Identify each line below that contains the word "emoji", and copy it out.

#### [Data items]

=====

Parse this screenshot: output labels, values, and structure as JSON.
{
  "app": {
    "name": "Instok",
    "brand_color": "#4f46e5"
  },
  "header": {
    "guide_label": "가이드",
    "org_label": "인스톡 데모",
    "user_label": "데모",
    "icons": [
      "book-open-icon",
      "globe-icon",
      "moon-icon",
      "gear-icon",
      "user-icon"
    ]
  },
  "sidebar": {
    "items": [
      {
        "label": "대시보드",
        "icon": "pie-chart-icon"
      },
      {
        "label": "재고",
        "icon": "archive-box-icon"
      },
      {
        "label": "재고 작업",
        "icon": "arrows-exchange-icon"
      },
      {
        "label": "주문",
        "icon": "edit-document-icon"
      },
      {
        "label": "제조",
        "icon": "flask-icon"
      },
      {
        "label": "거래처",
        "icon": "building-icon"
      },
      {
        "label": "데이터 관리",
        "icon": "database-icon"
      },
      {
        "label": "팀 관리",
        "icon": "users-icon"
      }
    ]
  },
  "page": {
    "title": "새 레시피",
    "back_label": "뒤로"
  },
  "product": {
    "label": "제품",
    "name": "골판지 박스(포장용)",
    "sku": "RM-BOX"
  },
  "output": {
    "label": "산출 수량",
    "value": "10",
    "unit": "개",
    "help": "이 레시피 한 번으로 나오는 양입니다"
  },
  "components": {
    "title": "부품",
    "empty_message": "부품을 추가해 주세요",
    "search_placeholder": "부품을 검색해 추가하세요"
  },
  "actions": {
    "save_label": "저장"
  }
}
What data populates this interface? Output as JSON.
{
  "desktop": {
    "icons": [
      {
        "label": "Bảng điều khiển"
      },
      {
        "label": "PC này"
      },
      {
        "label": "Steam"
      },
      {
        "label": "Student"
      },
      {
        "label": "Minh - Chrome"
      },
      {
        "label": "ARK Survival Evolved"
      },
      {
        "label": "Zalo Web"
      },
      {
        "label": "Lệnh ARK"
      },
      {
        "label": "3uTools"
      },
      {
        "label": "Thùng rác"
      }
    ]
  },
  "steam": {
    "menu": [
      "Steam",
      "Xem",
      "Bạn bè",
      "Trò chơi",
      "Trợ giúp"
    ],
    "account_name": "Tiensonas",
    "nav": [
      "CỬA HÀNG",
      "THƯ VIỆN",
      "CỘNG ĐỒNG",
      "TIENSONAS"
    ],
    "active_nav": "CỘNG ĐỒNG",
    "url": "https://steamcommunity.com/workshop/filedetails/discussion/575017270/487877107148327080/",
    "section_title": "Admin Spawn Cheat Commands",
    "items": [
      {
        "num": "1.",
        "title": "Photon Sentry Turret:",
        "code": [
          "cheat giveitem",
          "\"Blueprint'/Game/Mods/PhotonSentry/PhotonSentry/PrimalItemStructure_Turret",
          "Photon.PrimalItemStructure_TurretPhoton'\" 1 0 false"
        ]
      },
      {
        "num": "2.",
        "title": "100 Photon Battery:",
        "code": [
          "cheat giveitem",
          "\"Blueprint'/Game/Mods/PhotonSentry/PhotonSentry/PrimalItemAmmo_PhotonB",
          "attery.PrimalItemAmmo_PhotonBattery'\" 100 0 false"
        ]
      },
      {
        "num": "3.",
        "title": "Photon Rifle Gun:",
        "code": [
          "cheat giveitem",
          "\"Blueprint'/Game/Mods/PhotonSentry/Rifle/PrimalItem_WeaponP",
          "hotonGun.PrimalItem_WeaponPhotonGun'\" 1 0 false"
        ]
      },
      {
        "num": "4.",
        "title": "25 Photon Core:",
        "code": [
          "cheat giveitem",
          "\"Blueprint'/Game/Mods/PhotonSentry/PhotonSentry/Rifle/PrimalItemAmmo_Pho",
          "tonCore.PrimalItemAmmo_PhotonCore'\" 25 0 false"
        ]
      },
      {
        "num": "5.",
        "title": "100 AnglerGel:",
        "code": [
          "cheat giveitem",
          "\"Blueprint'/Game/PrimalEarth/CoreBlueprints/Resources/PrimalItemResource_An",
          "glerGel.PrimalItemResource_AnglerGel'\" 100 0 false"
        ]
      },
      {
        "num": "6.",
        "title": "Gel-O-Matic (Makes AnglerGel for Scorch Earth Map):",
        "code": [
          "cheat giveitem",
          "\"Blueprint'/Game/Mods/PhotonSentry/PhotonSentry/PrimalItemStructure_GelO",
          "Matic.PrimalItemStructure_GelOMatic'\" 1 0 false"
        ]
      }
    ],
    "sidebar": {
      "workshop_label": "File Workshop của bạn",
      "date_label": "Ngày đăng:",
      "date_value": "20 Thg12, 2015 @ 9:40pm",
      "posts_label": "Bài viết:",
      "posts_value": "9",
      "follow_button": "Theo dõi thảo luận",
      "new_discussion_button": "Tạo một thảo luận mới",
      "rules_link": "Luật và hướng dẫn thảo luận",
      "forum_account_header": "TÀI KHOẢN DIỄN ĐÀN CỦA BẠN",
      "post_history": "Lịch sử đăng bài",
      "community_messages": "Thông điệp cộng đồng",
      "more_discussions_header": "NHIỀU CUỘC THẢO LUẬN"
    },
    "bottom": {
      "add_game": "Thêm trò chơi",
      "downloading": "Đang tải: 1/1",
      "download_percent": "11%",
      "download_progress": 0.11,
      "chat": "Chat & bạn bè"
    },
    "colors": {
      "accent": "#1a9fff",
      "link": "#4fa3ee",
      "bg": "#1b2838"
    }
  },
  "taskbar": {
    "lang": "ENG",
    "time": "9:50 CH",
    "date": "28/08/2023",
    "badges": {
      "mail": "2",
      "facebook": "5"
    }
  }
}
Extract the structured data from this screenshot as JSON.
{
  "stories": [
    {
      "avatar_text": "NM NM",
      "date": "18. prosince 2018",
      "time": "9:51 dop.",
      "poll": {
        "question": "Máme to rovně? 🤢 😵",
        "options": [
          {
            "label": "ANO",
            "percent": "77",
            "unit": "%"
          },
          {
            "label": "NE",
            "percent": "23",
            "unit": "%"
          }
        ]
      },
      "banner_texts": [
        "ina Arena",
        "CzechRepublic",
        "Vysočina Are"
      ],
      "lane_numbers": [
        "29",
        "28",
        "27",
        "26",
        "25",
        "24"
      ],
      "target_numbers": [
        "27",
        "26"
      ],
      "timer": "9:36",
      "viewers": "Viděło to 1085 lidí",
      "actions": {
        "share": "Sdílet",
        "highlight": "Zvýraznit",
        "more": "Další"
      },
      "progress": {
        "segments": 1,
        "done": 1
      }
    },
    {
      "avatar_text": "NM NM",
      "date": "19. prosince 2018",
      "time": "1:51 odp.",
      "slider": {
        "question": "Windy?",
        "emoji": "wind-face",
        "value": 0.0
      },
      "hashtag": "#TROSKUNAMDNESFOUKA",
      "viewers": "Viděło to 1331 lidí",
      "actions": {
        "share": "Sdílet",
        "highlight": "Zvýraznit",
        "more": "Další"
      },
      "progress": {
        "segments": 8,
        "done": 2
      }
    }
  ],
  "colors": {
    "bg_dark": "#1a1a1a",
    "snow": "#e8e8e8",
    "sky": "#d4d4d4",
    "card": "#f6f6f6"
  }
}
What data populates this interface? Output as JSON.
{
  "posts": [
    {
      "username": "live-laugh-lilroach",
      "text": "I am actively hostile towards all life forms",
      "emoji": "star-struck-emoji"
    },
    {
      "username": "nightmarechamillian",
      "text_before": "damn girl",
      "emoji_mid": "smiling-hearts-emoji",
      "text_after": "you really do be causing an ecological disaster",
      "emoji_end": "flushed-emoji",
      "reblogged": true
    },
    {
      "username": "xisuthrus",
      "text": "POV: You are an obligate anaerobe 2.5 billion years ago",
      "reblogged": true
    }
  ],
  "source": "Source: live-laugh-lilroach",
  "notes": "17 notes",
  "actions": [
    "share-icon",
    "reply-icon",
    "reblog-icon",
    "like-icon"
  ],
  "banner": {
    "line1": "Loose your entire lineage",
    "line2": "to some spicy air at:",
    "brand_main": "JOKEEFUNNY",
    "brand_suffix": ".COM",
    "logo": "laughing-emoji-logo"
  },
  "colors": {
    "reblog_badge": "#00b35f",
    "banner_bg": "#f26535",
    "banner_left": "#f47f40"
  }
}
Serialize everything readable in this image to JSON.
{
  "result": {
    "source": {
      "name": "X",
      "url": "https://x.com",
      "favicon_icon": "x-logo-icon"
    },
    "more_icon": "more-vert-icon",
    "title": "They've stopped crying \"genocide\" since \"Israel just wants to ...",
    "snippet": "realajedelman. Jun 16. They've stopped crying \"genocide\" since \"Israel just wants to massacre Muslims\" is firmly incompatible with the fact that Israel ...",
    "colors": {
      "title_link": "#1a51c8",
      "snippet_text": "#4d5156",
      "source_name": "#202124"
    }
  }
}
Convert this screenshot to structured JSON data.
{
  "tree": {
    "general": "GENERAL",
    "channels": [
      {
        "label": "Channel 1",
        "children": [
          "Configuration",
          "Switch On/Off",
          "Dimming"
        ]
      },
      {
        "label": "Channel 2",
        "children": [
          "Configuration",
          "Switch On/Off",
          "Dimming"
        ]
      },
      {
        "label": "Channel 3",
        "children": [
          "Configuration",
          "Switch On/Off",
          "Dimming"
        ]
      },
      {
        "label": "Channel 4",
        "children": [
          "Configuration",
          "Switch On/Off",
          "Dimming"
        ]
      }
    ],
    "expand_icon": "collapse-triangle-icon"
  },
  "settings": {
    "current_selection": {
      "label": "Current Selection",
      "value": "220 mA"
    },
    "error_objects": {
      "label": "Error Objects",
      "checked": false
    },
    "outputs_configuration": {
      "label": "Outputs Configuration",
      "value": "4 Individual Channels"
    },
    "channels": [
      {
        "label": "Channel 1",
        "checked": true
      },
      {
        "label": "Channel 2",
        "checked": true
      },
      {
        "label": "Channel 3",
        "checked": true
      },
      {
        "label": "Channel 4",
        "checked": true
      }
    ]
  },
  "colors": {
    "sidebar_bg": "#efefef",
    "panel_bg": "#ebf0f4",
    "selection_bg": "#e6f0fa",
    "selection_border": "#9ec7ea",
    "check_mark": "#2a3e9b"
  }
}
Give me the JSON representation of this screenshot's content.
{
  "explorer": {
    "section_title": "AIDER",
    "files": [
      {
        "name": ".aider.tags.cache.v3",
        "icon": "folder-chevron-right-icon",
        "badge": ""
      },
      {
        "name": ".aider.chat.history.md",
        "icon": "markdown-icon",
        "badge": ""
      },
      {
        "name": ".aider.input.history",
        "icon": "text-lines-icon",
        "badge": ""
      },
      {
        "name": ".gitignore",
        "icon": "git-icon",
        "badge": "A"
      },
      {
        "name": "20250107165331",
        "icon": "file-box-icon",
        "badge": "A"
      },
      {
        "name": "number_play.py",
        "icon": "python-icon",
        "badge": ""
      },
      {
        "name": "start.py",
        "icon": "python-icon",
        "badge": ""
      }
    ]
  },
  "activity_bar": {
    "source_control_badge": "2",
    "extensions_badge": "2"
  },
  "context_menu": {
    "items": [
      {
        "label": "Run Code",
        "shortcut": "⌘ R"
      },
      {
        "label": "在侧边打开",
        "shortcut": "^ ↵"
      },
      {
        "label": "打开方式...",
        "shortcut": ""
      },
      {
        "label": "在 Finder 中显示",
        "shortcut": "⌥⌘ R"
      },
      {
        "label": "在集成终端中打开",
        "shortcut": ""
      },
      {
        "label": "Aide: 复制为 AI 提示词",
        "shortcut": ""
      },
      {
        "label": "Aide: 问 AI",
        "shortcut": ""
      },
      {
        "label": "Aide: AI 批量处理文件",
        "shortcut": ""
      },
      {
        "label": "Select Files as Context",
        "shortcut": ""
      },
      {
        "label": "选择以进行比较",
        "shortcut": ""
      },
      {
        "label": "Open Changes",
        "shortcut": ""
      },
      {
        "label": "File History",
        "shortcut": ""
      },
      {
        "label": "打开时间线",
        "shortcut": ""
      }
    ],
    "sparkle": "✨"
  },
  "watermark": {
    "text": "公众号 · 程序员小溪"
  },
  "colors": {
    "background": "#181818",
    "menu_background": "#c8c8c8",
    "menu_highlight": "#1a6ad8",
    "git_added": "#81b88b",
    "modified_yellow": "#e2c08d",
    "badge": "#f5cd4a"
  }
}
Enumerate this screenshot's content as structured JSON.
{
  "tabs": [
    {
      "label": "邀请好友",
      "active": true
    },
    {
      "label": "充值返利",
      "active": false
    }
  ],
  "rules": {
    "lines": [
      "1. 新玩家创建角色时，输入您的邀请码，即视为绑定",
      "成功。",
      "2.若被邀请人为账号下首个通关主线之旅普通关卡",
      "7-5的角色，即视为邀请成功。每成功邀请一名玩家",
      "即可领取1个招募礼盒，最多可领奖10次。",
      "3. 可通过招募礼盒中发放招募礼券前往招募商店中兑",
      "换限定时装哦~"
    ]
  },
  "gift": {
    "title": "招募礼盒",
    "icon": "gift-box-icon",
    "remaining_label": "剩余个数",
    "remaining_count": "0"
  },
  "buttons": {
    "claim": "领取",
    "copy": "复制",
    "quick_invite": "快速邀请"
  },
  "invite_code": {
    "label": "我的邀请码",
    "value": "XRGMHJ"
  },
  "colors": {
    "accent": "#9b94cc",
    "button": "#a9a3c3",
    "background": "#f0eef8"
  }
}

=====

#### [Solution for this exercise]
        "emoji": "wind-face",
      "emoji": "star-struck-emoji"
      "emoji_mid": "smiling-hearts-emoji",
      "emoji_end": "flushed-emoji",
    "logo": "laughing-emoji-logo"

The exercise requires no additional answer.